Gather every line below where "Pesos" appears.

=-=-=

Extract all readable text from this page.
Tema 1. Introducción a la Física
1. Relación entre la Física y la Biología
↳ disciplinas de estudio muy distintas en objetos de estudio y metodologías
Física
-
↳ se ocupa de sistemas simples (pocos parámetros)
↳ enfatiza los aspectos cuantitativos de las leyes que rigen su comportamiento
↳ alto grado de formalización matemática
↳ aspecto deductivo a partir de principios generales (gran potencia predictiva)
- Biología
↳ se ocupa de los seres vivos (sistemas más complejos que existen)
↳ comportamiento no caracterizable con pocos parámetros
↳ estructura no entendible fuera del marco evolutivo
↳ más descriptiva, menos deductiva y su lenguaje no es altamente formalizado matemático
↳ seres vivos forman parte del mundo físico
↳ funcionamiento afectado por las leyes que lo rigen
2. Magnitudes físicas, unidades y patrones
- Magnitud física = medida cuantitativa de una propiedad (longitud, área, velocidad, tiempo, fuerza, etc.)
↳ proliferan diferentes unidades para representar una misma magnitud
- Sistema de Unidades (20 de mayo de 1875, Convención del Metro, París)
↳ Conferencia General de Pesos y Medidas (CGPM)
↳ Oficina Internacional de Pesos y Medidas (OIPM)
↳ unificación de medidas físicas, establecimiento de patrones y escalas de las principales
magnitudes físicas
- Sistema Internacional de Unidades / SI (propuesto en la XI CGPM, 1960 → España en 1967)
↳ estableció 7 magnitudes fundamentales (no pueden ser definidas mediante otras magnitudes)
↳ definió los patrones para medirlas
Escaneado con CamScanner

=-=-=

• [Exercise response]
↳ Conferencia General de Pesos y Medidas (CGPM)
↳ Oficina Internacional de Pesos y Medidas (OIPM)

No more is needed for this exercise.